What you need to do - Copy the listing from the line containing "Identify all the" down through the line containing "y-tick-mark: [676, 502, 682, 504]", replacing "legend-swatch" with "legend-marker" and leaving everything else unchanged. Leave the pictures out of your copy.

Extracted records -
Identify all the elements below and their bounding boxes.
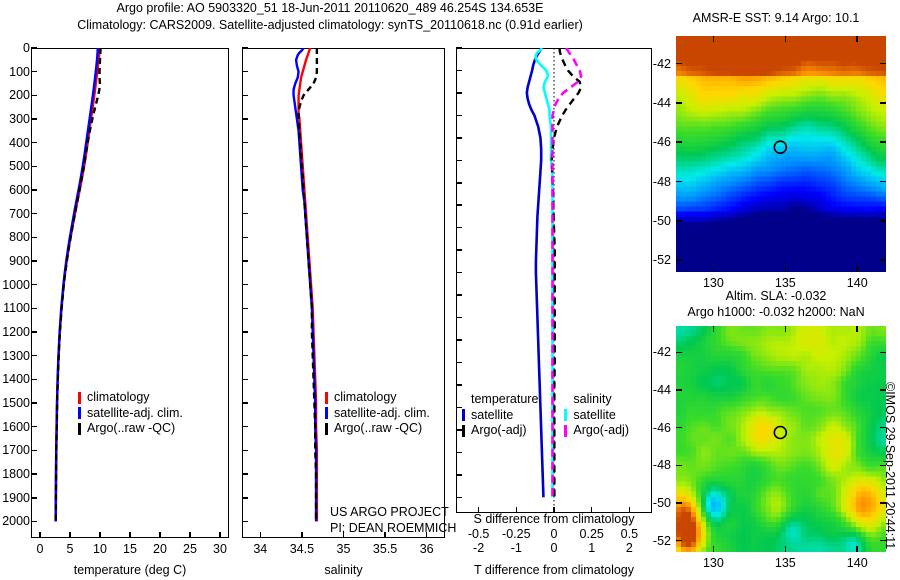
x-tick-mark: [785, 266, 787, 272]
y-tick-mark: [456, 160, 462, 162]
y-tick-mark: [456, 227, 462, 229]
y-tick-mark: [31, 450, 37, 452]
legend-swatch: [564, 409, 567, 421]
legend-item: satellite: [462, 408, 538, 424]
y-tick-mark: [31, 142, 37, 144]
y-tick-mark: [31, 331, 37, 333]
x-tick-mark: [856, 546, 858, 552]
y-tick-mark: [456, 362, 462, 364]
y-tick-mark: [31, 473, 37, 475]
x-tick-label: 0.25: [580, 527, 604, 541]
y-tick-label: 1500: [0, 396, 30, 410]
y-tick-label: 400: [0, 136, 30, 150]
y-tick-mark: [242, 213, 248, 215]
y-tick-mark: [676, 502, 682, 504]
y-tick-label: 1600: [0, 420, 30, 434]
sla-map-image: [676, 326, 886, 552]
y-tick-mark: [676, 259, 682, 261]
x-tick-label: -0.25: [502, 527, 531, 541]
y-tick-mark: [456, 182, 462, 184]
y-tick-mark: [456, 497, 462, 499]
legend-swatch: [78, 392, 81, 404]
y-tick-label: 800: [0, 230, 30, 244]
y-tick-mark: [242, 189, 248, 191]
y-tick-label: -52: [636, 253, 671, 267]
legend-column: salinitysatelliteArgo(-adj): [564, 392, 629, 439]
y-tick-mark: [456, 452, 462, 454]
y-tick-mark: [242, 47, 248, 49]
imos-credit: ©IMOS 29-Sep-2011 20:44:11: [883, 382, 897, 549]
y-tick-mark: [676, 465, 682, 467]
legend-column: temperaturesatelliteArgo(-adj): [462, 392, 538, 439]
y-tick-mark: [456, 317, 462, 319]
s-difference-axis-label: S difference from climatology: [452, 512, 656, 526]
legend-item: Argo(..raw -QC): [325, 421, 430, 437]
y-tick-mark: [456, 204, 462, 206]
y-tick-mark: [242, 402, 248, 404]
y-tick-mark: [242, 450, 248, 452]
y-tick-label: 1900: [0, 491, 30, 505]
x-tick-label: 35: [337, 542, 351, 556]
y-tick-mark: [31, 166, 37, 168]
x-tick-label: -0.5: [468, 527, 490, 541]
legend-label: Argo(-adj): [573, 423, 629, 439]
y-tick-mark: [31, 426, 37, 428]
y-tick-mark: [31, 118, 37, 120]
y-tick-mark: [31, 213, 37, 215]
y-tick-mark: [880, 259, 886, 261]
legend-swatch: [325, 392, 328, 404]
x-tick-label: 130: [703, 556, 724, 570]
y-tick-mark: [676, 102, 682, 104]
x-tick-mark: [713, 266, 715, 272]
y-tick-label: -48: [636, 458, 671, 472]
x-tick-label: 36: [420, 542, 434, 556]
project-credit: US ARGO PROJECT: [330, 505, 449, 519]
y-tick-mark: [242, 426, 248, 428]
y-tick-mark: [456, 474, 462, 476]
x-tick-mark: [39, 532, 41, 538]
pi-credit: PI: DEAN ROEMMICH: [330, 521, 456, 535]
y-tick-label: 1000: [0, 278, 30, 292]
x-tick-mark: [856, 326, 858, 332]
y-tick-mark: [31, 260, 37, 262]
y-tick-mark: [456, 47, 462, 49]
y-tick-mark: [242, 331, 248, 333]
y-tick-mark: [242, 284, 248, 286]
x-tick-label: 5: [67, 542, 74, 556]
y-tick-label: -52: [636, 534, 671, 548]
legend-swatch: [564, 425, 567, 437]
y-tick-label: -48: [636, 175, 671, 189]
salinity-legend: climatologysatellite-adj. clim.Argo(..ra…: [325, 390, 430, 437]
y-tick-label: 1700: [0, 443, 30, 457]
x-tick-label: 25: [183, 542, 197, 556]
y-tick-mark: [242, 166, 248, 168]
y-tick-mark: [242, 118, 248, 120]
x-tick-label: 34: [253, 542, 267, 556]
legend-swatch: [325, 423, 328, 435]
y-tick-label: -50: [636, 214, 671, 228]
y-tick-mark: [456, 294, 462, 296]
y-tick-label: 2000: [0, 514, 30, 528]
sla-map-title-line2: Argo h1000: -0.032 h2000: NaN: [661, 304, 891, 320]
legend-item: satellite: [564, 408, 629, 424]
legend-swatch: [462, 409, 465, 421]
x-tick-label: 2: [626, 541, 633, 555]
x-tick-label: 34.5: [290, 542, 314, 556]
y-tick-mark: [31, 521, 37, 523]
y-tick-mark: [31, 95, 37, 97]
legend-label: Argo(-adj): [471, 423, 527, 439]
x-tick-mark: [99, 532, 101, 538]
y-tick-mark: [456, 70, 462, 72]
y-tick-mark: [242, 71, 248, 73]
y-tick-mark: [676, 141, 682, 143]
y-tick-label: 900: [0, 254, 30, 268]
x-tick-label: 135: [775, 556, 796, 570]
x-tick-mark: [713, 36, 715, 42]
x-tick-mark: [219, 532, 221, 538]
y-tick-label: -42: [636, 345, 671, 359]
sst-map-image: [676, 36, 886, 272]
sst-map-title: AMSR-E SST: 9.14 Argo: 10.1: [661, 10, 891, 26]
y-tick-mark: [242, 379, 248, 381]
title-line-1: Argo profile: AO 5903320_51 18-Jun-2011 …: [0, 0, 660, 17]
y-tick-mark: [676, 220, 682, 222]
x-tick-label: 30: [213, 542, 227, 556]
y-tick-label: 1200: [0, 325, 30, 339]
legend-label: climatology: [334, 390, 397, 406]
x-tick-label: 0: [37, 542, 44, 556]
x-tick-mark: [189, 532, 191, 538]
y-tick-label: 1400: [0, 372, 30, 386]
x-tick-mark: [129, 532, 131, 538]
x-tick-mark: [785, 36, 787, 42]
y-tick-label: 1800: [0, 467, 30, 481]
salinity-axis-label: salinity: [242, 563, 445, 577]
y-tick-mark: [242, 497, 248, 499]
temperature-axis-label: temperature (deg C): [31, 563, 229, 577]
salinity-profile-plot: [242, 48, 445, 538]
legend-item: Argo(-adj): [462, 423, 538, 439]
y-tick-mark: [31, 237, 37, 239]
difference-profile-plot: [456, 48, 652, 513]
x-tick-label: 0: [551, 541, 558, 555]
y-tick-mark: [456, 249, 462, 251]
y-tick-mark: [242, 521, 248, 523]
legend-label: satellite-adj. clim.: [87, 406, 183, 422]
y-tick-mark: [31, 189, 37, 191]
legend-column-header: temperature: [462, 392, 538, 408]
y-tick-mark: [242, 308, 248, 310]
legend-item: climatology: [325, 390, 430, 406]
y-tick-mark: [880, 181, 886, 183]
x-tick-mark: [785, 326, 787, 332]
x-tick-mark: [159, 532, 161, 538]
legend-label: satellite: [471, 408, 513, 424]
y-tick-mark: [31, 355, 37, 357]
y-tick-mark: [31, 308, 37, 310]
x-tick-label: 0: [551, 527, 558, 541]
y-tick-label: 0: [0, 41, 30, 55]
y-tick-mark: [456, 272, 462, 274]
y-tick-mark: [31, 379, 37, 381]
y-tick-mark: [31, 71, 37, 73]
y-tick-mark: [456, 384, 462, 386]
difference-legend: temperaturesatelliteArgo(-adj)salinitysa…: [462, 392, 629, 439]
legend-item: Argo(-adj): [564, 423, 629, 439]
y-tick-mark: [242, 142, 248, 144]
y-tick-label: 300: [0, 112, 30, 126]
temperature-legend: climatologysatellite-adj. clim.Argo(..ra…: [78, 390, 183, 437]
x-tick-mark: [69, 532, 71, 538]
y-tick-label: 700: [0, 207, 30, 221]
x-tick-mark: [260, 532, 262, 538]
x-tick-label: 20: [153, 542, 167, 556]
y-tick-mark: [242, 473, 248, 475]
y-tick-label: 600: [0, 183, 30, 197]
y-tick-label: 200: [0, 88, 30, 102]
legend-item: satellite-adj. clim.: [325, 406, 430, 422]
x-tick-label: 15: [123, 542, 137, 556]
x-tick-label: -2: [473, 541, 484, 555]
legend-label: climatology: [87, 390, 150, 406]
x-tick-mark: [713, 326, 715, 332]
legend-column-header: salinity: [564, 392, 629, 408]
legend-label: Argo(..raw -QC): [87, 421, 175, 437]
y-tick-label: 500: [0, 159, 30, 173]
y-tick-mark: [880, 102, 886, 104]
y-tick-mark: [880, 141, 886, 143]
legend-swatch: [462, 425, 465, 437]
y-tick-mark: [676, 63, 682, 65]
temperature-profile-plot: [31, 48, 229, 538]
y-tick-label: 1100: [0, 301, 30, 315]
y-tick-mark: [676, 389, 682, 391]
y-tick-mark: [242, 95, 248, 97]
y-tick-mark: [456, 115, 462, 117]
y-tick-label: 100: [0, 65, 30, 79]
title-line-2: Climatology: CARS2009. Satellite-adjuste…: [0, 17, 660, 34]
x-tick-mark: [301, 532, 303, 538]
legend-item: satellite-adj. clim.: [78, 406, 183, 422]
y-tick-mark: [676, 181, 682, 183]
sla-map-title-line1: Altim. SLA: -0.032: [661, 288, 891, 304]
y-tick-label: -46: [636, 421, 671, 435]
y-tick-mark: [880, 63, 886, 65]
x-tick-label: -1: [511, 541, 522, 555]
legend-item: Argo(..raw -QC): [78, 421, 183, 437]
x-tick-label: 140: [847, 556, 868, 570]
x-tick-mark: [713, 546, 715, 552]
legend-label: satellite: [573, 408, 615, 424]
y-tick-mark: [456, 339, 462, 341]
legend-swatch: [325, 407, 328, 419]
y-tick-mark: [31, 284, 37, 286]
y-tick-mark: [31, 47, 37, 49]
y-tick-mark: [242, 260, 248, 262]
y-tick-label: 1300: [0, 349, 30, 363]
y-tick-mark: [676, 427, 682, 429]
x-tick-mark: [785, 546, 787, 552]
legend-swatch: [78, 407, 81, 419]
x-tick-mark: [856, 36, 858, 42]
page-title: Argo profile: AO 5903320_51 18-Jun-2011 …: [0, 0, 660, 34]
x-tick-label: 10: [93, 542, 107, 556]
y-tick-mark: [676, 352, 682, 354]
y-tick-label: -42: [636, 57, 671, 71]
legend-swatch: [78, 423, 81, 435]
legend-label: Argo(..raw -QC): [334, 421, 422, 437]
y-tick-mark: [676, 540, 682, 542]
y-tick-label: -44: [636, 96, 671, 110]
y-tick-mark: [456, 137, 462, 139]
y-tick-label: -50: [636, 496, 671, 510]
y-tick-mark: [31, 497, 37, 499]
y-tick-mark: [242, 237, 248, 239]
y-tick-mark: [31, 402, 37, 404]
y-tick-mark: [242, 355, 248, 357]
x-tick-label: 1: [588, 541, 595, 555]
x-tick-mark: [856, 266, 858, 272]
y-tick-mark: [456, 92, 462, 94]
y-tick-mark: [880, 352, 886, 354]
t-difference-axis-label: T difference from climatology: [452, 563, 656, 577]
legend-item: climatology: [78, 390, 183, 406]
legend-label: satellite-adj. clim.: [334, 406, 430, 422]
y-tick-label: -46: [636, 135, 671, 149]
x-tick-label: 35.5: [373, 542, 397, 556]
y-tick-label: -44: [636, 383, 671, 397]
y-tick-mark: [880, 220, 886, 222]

==

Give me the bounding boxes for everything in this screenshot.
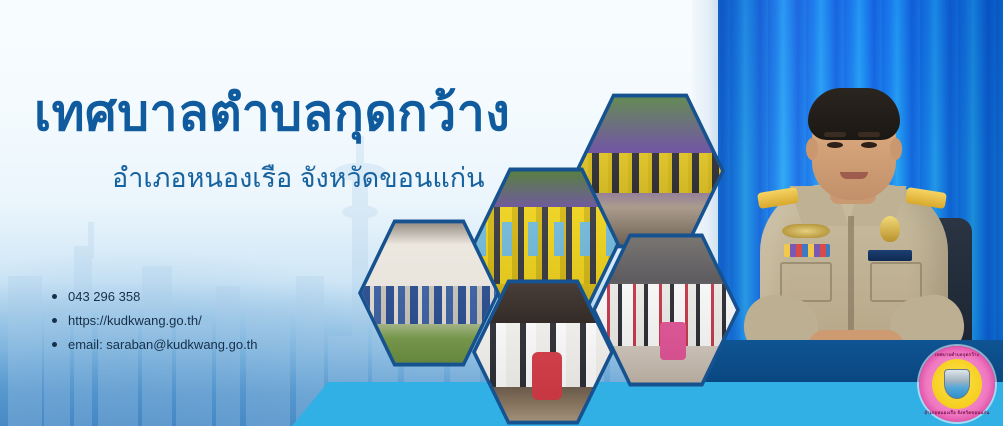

Task response -
Identify all the elements below and their bounding boxes.
x-tick-mark: [785, 266, 787, 272]
y-tick-mark: [456, 160, 462, 162]
y-tick-mark: [456, 227, 462, 229]
y-tick-mark: [31, 450, 37, 452]
legend-marker: [564, 409, 567, 421]
legend-item: satellite: [462, 408, 538, 424]
y-tick-mark: [31, 142, 37, 144]
y-tick-mark: [31, 331, 37, 333]
x-tick-mark: [856, 546, 858, 552]
y-tick-mark: [456, 362, 462, 364]
y-tick-mark: [31, 473, 37, 475]
x-tick-label: 0.25: [580, 527, 604, 541]
y-tick-label: 1500: [0, 396, 30, 410]
y-tick-label: 400: [0, 136, 30, 150]
y-tick-mark: [242, 213, 248, 215]
y-tick-mark: [676, 502, 682, 504]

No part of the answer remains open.